■ Testo ■
--

L’analisi delle fonti
Domenica 17 novembre, su RaiTre, è andato in scena l’ennesimo esempio di propaganda animalista travestita da giornalismo di inchiesta. Il servizio televisivo, firmato come al solito da Giulia Innocenzi e trasmesso da Report, ha acceso un vivace dibattito sull’allevamento intensivo di suini in Italia. Al centro della polemica vi sono immagini presentate come prova di presunti maltrattamenti. Tuttavia, un’analisi più attenta delle fonti e dei contesti solleva dubbi sulla loro autenticità e sul loro utilizzo. Un punto cruciale riguarda la provenienza e il montaggio delle immagini. Non solo sono state tratte da ben tre allevamenti diversi, ma alcune risalgono addirittura a diversi anni fa. L’uso di queste riprese, decontestualizzate e mostrate come se fossero attuali, solleva interrogativi sull’intento dietro il reportage.
Manipolazione visiva
Inoltre, molte di queste immagini erano state realizzate dagli stessi allevatori per inviarle ai veterinari, con l’obiettivo di migliorare il benessere degli animali. In un caso specifico, le riprese mostravano un allevamento il giorno dopo un tornado che aveva causato danni ingenti, includendo la presenza temporanea di eternit. L’allevamento è stato ristrutturato subito dopo, ma questo dettaglio non è stato menzionato. Si tratta, dunque, di un esempio lampante di manipolazione visiva e narrativa. Chi lavora nel settore suinicolo sa che gli imprevisti, come la morte di un animale durante la notte, possono capitare. Gli allevatori seguono protocolli precisi: le carcasse vengono rimosse al mattino seguente, rispettando le normative e garantendo igiene e sicurezza. Nel caso citato, il tasso di mortalità improvvisa si attesta al 2%, un dato che rappresenta un record positivo a livello europeo e che conferma l’attenzione alla salute degli animali.

--

■ Compito 1 ■
Riporta soltanto il numero di righe dell'elenco in cui compare la stringa "annotation".
Il testo e l'elenco non hanno alcun legame tra loro.

--

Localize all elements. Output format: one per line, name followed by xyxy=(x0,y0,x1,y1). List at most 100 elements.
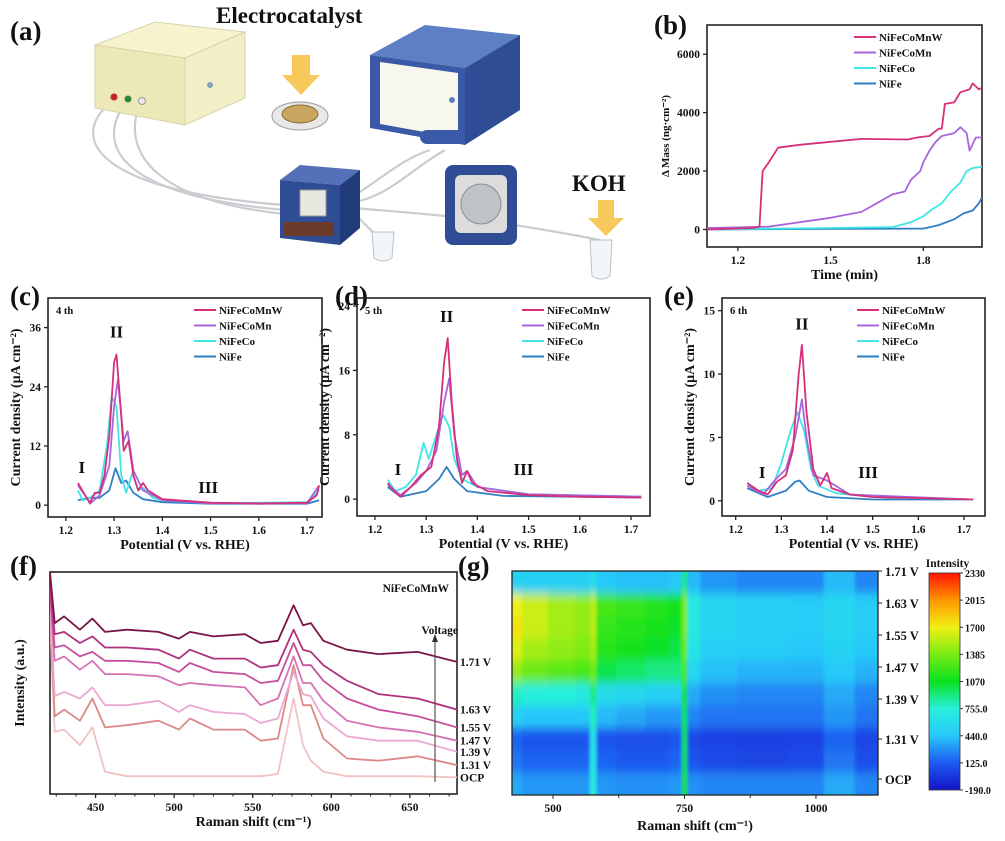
flow-cell-icon xyxy=(280,165,360,245)
x-tick-label: 1.6 xyxy=(252,525,267,537)
heatmap-cell xyxy=(789,593,825,617)
voltage-label: 1.31 V xyxy=(460,760,492,772)
heatmap-cell xyxy=(823,750,856,774)
y-tick-label: 6000 xyxy=(677,49,700,61)
y-axis-title: Δ Mass (ng·cm⁻²) xyxy=(660,95,672,177)
x-tick-label: 1.5 xyxy=(203,525,218,537)
colorbar-title: Intensity xyxy=(926,558,970,570)
heatmap-cell xyxy=(616,615,646,639)
heatmap-cell xyxy=(616,705,646,729)
heatmap-cell xyxy=(668,615,683,639)
heatmap-cell xyxy=(575,615,591,639)
heatmap-cell xyxy=(575,638,591,662)
x-tick-label: 650 xyxy=(401,802,419,814)
panel-label-c: (c) xyxy=(10,281,40,311)
x-axis-title: Potential (V vs. RHE) xyxy=(439,537,569,552)
heatmap-cell xyxy=(854,638,878,662)
heatmap-cell xyxy=(575,727,591,751)
chart-panel-g: 500 750 1000 Raman shift (cm⁻¹) 1.71 V 1.63 V… xyxy=(511,558,991,834)
legend-label: NiFeCo xyxy=(882,336,919,348)
x-tick-label: 1.4 xyxy=(155,525,170,537)
legend-label: NiFeCoMnW xyxy=(882,305,946,317)
heatmap-cell xyxy=(512,593,523,617)
heatmap-cell xyxy=(823,593,856,617)
x-tick-label: 1.3 xyxy=(419,524,434,536)
voltage-label: 1.55 V xyxy=(460,722,492,734)
x-tick-label: 500 xyxy=(166,802,184,814)
heatmap-cell xyxy=(512,772,523,795)
y-axis-title: Intensity (a.u.) xyxy=(13,639,28,727)
heatmap-cell xyxy=(596,593,617,617)
panel-label-g: (g) xyxy=(458,551,490,581)
voltage-tick-label: 1.47 V xyxy=(885,661,919,675)
spectrum-line xyxy=(50,589,457,729)
heatmap-cell xyxy=(589,660,598,684)
peak-annotation: II xyxy=(795,315,809,334)
x-tick-label: 450 xyxy=(87,802,105,814)
heatmap-cell xyxy=(700,750,738,774)
heatmap-cell xyxy=(823,660,856,684)
x-axis-title: Raman shift (cm⁻¹) xyxy=(637,819,753,834)
heatmap-cell xyxy=(681,615,688,639)
electrocatalyst-label: Electrocatalyst xyxy=(216,3,363,28)
y-tick-label: 0 xyxy=(344,494,350,506)
heatmap-cell xyxy=(737,593,791,617)
heatmap-cell xyxy=(645,571,670,594)
heatmap-cell xyxy=(645,593,670,617)
heatmap-cell xyxy=(854,750,878,774)
series-line-NiFeCoMnW xyxy=(77,353,320,505)
heatmap-cell xyxy=(547,615,576,639)
potentiostat-icon xyxy=(93,21,247,126)
heatmap-cell xyxy=(681,638,688,662)
legend-label: NiFe xyxy=(879,79,902,91)
series-line-NiFeCoMnW xyxy=(386,337,642,499)
colorbar-tick-label: 2015 xyxy=(965,596,985,607)
legend-label: NiFeCoMnW xyxy=(547,305,611,317)
x-axis-title: Time (min) xyxy=(811,268,878,283)
heatmap-cell xyxy=(596,615,617,639)
series-group xyxy=(77,353,320,505)
heatmap-cell xyxy=(589,683,598,706)
heatmap-cell xyxy=(575,750,591,774)
heatmap-cell xyxy=(596,750,617,774)
heatmap-cell xyxy=(596,705,617,729)
colorbar-tick-label: 1070 xyxy=(965,678,985,689)
heatmap-cell xyxy=(823,571,856,594)
heatmap-cell xyxy=(589,571,598,594)
heatmap-cell xyxy=(789,660,825,684)
panel-label-f: (f) xyxy=(10,551,37,581)
heatmap-cell xyxy=(687,683,701,706)
heatmap-cell xyxy=(854,772,878,795)
heatmap-cell xyxy=(681,683,688,706)
heatmap-cell xyxy=(512,638,523,662)
heatmap-cell xyxy=(547,571,576,594)
heatmap-cell xyxy=(645,727,670,751)
heatmap-cell xyxy=(668,660,683,684)
peak-annotation: III xyxy=(198,478,218,497)
heatmap-cell xyxy=(737,638,791,662)
panel-label-a: (a) xyxy=(10,16,42,46)
legend-label: NiFe xyxy=(882,352,905,364)
y-tick-label: 2000 xyxy=(677,166,700,178)
chart-panel-d: 1.2 1.3 1.4 1.5 1.6 1.7 0 8 16 24 Potential (V vs.… xyxy=(318,297,651,552)
heatmap-cell xyxy=(700,683,738,706)
x-tick-label: 1.5 xyxy=(865,524,880,536)
heatmap-cell xyxy=(616,772,646,795)
voltage-label: 1.63 V xyxy=(460,705,492,717)
y-axis-title: Current density (μA cm⁻²) xyxy=(683,328,698,486)
chart-panel-e: 1.2 1.3 1.4 1.5 1.6 1.7 0 5 10 15 Potential (V vs.… xyxy=(683,297,986,552)
heatmap-cell xyxy=(512,727,523,751)
chart-panel-b: 1.2 1.5 1.8 0 2000 4000 6000 Time (min) Δ Mass (… xyxy=(660,24,983,283)
heatmap-cell xyxy=(789,772,825,795)
heatmap-cell xyxy=(512,660,523,684)
heatmap-cell xyxy=(687,772,701,795)
heatmap-cell xyxy=(854,727,878,751)
y-tick-label: 15 xyxy=(704,306,716,318)
heatmap-cell xyxy=(645,660,670,684)
series-line-NiFe xyxy=(746,479,974,501)
peak-annotation: I xyxy=(395,460,402,479)
heatmap-cell xyxy=(687,727,701,751)
x-tick-label: 1.3 xyxy=(107,525,122,537)
chart-panel-f: 450 500 550 600 650 Raman shift (cm⁻¹) Intensi… xyxy=(13,571,492,830)
plot-frame xyxy=(511,570,879,796)
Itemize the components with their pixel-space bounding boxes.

--

■ Compito 2 ■
Estrai dal testo sull'allevamento dei suini il brano che va da "L’analisi delle fonti" fino a "dietro il reportage." incluso, senza alcuna modifica.

■ Risposta completa 1 ■
3

■ Risposta completa 2 ■
L’analisi delle fonti
Domenica 17 novembre, su RaiTre, è andato in scena l’ennesimo esempio di propaganda animalista travestita da giornalismo di inchiesta. Il servizio televisivo, firmato come al solito da Giulia Innocenzi e trasmesso da Report, ha acceso un vivace dibattito sull’allevamento intensivo di suini in Italia. Al centro della polemica vi sono immagini presentate come prova di presunti maltrattamenti. Tuttavia, un’analisi più attenta delle fonti e dei contesti solleva dubbi sulla loro autenticità e sul loro utilizzo. Un punto cruciale riguarda la provenienza e il montaggio delle immagini. Non solo sono state tratte da ben tre allevamenti diversi, ma alcune risalgono addirittura a diversi anni fa. L’uso di queste riprese, decontestualizzate e mostrate come se fossero attuali, solleva interrogativi sull’intento dietro il reportage.